▶ [Instruction] Below are some records; reproduce every one of them exactly.

▶ [Data excerpts]
━━━
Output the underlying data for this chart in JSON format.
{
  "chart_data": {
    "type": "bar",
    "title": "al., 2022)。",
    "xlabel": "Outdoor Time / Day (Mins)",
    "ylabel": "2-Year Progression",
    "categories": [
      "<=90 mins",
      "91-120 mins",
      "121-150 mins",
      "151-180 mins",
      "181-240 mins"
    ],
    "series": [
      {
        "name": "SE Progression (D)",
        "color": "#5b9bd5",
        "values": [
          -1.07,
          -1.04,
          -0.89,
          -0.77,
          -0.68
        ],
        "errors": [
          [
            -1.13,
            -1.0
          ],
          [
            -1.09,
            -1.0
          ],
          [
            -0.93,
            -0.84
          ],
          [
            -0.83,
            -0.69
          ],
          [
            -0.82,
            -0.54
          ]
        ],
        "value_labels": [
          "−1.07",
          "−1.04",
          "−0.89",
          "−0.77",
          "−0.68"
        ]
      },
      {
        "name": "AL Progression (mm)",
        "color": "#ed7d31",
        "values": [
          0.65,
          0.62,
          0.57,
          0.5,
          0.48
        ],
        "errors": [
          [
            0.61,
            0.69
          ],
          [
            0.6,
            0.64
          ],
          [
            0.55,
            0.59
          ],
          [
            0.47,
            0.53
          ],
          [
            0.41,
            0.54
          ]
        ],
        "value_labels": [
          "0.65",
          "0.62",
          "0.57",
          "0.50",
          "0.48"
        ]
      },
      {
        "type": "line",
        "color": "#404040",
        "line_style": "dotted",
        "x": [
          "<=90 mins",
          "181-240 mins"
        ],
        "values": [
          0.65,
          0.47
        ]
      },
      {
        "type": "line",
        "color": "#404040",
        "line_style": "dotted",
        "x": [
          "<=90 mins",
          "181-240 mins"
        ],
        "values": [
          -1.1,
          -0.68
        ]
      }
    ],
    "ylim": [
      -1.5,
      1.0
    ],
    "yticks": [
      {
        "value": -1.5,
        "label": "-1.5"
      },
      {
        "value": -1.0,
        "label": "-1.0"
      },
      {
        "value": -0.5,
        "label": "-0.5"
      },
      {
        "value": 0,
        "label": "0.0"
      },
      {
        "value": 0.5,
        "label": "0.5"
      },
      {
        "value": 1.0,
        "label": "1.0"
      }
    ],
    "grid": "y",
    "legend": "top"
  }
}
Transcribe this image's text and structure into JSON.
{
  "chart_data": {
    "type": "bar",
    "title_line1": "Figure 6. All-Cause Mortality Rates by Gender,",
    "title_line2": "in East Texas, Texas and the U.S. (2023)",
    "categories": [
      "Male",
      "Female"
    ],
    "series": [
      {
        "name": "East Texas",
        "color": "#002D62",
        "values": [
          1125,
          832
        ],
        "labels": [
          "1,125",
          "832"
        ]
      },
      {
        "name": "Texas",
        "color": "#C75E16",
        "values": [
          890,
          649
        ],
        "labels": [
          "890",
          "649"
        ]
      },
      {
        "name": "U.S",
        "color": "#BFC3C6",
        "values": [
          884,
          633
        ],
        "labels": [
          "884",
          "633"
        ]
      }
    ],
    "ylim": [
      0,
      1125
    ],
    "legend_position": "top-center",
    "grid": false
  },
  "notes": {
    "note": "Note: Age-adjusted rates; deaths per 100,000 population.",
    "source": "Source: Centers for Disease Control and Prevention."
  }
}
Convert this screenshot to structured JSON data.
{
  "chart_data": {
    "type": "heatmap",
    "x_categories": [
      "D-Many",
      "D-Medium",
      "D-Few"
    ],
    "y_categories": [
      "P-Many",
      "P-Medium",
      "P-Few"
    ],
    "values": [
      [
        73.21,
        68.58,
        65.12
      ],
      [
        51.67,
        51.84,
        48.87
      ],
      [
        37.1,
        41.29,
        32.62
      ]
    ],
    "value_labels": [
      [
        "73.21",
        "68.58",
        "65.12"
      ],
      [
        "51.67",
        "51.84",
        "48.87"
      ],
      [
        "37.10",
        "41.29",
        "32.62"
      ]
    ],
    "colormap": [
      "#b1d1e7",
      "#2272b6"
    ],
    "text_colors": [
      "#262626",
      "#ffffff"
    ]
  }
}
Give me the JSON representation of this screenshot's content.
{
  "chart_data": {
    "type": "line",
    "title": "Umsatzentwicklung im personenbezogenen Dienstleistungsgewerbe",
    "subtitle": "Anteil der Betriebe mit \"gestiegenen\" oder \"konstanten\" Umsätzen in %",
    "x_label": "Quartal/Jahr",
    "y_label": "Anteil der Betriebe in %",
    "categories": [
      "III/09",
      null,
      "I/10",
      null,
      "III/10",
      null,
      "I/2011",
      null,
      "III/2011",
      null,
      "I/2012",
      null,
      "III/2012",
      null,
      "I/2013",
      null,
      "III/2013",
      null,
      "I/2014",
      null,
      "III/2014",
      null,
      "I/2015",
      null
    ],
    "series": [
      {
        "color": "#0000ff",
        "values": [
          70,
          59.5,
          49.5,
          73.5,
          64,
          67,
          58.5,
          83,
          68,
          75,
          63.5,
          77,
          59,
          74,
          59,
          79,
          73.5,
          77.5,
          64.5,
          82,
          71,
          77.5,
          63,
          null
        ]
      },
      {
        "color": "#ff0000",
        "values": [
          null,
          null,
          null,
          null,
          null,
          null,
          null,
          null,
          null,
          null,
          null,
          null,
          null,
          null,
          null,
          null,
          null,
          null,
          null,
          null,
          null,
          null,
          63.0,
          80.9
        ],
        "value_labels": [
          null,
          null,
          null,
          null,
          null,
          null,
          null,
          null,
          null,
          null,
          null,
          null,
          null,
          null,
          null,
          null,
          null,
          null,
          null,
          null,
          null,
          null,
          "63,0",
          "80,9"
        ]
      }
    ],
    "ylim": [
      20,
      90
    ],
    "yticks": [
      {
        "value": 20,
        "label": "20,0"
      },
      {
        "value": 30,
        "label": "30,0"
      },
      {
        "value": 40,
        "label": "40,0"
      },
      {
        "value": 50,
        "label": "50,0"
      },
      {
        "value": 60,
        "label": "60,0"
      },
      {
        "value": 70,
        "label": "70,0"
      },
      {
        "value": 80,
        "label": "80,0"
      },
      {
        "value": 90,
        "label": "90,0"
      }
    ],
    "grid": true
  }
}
━━━
▶ [Answer to the exercise]
Output the underlying data for this chart in JSON format.
{
  "chart_data": {
    "type": "bar",
    "title": "al., 2022)。",
    "xlabel": "Outdoor Time / Day (Mins)",
    "ylabel": "2-Year Progression",
    "categories": [
      "<=90 mins",
      "91-120 mins",
      "121-150 mins",
      "151-180 mins",
      "181-240 mins"
    ],
    "series": [
      {
        "name": "SE Progression (D)",
        "color": "#5b9bd5",
        "values": [
          -1.07,
          -1.04,
          -0.89,
          -0.77,
          -0.68
        ],
        "errors": [
          [
            -1.13,
            -1.0
          ],
          [
            -1.09,
            -1.0
          ],
          [
            -0.93,
            -0.84
          ],
          [
            -0.83,
            -0.69
          ],
          [
            -0.82,
            -0.54
          ]
        ],
        "value_labels": [
          "−1.07",
          "−1.04",
          "−0.89",
          "−0.77",
          "−0.68"
        ]
      },
      {
        "name": "AL Progression (mm)",
        "color": "#ed7d31",
        "values": [
          0.65,
          0.62,
          0.57,
          0.5,
          0.48
        ],
        "errors": [
          [
            0.61,
            0.69
          ],
          [
            0.6,
            0.64
          ],
          [
            0.55,
            0.59
          ],
          [
            0.47,
            0.53
          ],
          [
            0.41,
            0.54
          ]
        ],
        "value_labels": [
          "0.65",
          "0.62",
          "0.57",
          "0.50",
          "0.48"
        ]
      },
      {
        "type": "line",
        "color": "#404040",
        "line_style": "dotted",
        "x": [
          "<=90 mins",
          "181-240 mins"
        ],
        "values": [
          0.65,
          0.47
        ]
      },
      {
        "type": "line",
        "color": "#404040",
        "line_style": "dotted",
        "x": [
          "<=90 mins",
          "181-240 mins"
        ],
        "values": [
          -1.1,
          -0.68
        ]
      }
    ],
    "ylim": [
      -1.5,
      1.0
    ],
    "yticks": [
      {
        "value": -1.5,
        "label": "-1.5"
      },
      {
        "value": -1.0,
        "label": "-1.0"
      },
      {
        "value": -0.5,
        "label": "-0.5"
      },
      {
        "value": 0,
        "label": "0.0"
      },
      {
        "value": 0.5,
        "label": "0.5"
      },
      {
        "value": 1.0,
        "label": "1.0"
      }
    ],
    "grid": "y",
    "legend": "top"
  }
}
Transcribe this image's text and structure into JSON.
{
  "chart_data": {
    "type": "bar",
    "title_line1": "Figure 6. All-Cause Mortality Rates by Gender,",
    "title_line2": "in East Texas, Texas and the U.S. (2023)",
    "categories": [
      "Male",
      "Female"
    ],
    "series": [
      {
        "name": "East Texas",
        "color": "#002D62",
        "values": [
          1125,
          832
        ],
        "labels": [
          "1,125",
          "832"
        ]
      },
      {
        "name": "Texas",
        "color": "#C75E16",
        "values": [
          890,
          649
        ],
        "labels": [
          "890",
          "649"
        ]
      },
      {
        "name": "U.S",
        "color": "#BFC3C6",
        "values": [
          884,
          633
        ],
        "labels": [
          "884",
          "633"
        ]
      }
    ],
    "ylim": [
      0,
      1125
    ],
    "legend_position": "top-center",
    "grid": false
  },
  "notes": {
    "note": "Note: Age-adjusted rates; deaths per 100,000 population.",
    "source": "Source: Centers for Disease Control and Prevention."
  }
}
Convert this screenshot to structured JSON data.
{
  "chart_data": {
    "type": "heatmap",
    "x_categories": [
      "D-Many",
      "D-Medium",
      "D-Few"
    ],
    "y_categories": [
      "P-Many",
      "P-Medium",
      "P-Few"
    ],
    "values": [
      [
        73.21,
        68.58,
        65.12
      ],
      [
        51.67,
        51.84,
        48.87
      ],
      [
        37.1,
        41.29,
        32.62
      ]
    ],
    "value_labels": [
      [
        "73.21",
        "68.58",
        "65.12"
      ],
      [
        "51.67",
        "51.84",
        "48.87"
      ],
      [
        "37.10",
        "41.29",
        "32.62"
      ]
    ],
    "colormap": [
      "#b1d1e7",
      "#2272b6"
    ],
    "text_colors": [
      "#262626",
      "#ffffff"
    ]
  }
}
Give me the JSON representation of this screenshot's content.
{
  "chart_data": {
    "type": "line",
    "title": "Umsatzentwicklung im personenbezogenen Dienstleistungsgewerbe",
    "subtitle": "Anteil der Betriebe mit \"gestiegenen\" oder \"konstanten\" Umsätzen in %",
    "x_label": "Quartal/Jahr",
    "y_label": "Anteil der Betriebe in %",
    "categories": [
      "III/09",
      null,
      "I/10",
      null,
      "III/10",
      null,
      "I/2011",
      null,
      "III/2011",
      null,
      "I/2012",
      null,
      "III/2012",
      null,
      "I/2013",
      null,
      "III/2013",
      null,
      "I/2014",
      null,
      "III/2014",
      null,
      "I/2015",
      null
    ],
    "series": [
      {
        "color": "#0000ff",
        "values": [
          70,
          59.5,
          49.5,
          73.5,
          64,
          67,
          58.5,
          83,
          68,
          75,
          63.5,
          77,
          59,
          74,
          59,
          79,
          73.5,
          77.5,
          64.5,
          82,
          71,
          77.5,
          63,
          null
        ]
      },
      {
        "color": "#ff0000",
        "values": [
          null,
          null,
          null,
          null,
          null,
          null,
          null,
          null,
          null,
          null,
          null,
          null,
          null,
          null,
          null,
          null,
          null,
          null,
          null,
          null,
          null,
          null,
          63.0,
          80.9
        ],
        "value_labels": [
          null,
          null,
          null,
          null,
          null,
          null,
          null,
          null,
          null,
          null,
          null,
          null,
          null,
          null,
          null,
          null,
          null,
          null,
          null,
          null,
          null,
          null,
          "63,0",
          "80,9"
        ]
      }
    ],
    "ylim": [
      20,
      90
    ],
    "yticks": [
      {
        "value": 20,
        "label": "20,0"
      },
      {
        "value": 30,
        "label": "30,0"
      },
      {
        "value": 40,
        "label": "40,0"
      },
      {
        "value": 50,
        "label": "50,0"
      },
      {
        "value": 60,
        "label": "60,0"
      },
      {
        "value": 70,
        "label": "70,0"
      },
      {
        "value": 80,
        "label": "80,0"
      },
      {
        "value": 90,
        "label": "90,0"
      }
    ],
    "grid": true
  }
}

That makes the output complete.